:: Work to be completed ::
Your task is to repeat the entries exactly. Leave the pictures out.

:: Records for this task ::
┌──
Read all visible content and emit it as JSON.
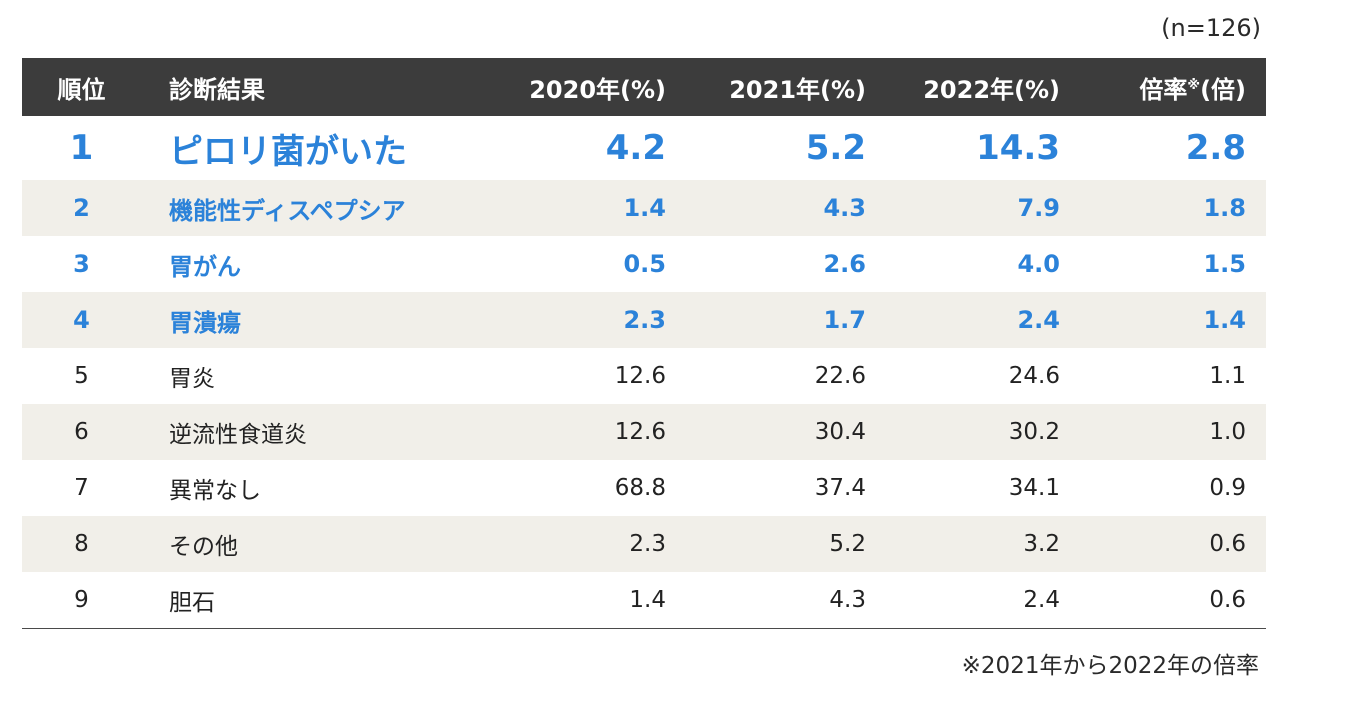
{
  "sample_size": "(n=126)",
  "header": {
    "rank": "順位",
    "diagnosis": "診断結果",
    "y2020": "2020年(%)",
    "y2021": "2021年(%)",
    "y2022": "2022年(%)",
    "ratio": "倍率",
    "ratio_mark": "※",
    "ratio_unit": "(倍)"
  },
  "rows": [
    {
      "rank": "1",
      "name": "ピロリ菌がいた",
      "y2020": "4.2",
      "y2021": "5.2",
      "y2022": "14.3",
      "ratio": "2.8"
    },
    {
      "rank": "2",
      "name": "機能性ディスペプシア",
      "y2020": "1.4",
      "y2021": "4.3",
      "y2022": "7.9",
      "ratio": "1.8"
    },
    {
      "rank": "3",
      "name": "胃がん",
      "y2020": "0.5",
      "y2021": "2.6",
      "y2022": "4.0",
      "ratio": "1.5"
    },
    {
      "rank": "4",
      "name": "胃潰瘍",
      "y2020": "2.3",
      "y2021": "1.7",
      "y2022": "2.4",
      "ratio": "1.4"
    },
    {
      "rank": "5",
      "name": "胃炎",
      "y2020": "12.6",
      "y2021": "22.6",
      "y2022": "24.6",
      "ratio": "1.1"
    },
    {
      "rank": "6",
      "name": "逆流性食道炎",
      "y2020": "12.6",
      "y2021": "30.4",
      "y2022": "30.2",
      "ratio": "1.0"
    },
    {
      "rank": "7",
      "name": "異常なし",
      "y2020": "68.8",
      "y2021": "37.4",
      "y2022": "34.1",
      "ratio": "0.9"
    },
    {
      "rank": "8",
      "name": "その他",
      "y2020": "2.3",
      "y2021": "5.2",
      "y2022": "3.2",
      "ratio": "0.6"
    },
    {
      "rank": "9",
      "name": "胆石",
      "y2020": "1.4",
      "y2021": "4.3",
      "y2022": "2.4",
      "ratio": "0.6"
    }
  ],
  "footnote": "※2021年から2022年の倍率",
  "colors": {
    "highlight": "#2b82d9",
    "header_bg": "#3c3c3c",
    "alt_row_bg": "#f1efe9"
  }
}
└──
:: Solved exercise ::
Read all visible content and emit it as JSON.
{
  "sample_size": "(n=126)",
  "header": {
    "rank": "順位",
    "diagnosis": "診断結果",
    "y2020": "2020年(%)",
    "y2021": "2021年(%)",
    "y2022": "2022年(%)",
    "ratio": "倍率",
    "ratio_mark": "※",
    "ratio_unit": "(倍)"
  },
  "rows": [
    {
      "rank": "1",
      "name": "ピロリ菌がいた",
      "y2020": "4.2",
      "y2021": "5.2",
      "y2022": "14.3",
      "ratio": "2.8"
    },
    {
      "rank": "2",
      "name": "機能性ディスペプシア",
      "y2020": "1.4",
      "y2021": "4.3",
      "y2022": "7.9",
      "ratio": "1.8"
    },
    {
      "rank": "3",
      "name": "胃がん",
      "y2020": "0.5",
      "y2021": "2.6",
      "y2022": "4.0",
      "ratio": "1.5"
    },
    {
      "rank": "4",
      "name": "胃潰瘍",
      "y2020": "2.3",
      "y2021": "1.7",
      "y2022": "2.4",
      "ratio": "1.4"
    },
    {
      "rank": "5",
      "name": "胃炎",
      "y2020": "12.6",
      "y2021": "22.6",
      "y2022": "24.6",
      "ratio": "1.1"
    },
    {
      "rank": "6",
      "name": "逆流性食道炎",
      "y2020": "12.6",
      "y2021": "30.4",
      "y2022": "30.2",
      "ratio": "1.0"
    },
    {
      "rank": "7",
      "name": "異常なし",
      "y2020": "68.8",
      "y2021": "37.4",
      "y2022": "34.1",
      "ratio": "0.9"
    },
    {
      "rank": "8",
      "name": "その他",
      "y2020": "2.3",
      "y2021": "5.2",
      "y2022": "3.2",
      "ratio": "0.6"
    },
    {
      "rank": "9",
      "name": "胆石",
      "y2020": "1.4",
      "y2021": "4.3",
      "y2022": "2.4",
      "ratio": "0.6"
    }
  ],
  "footnote": "※2021年から2022年の倍率",
  "colors": {
    "highlight": "#2b82d9",
    "header_bg": "#3c3c3c",
    "alt_row_bg": "#f1efe9"
  }
}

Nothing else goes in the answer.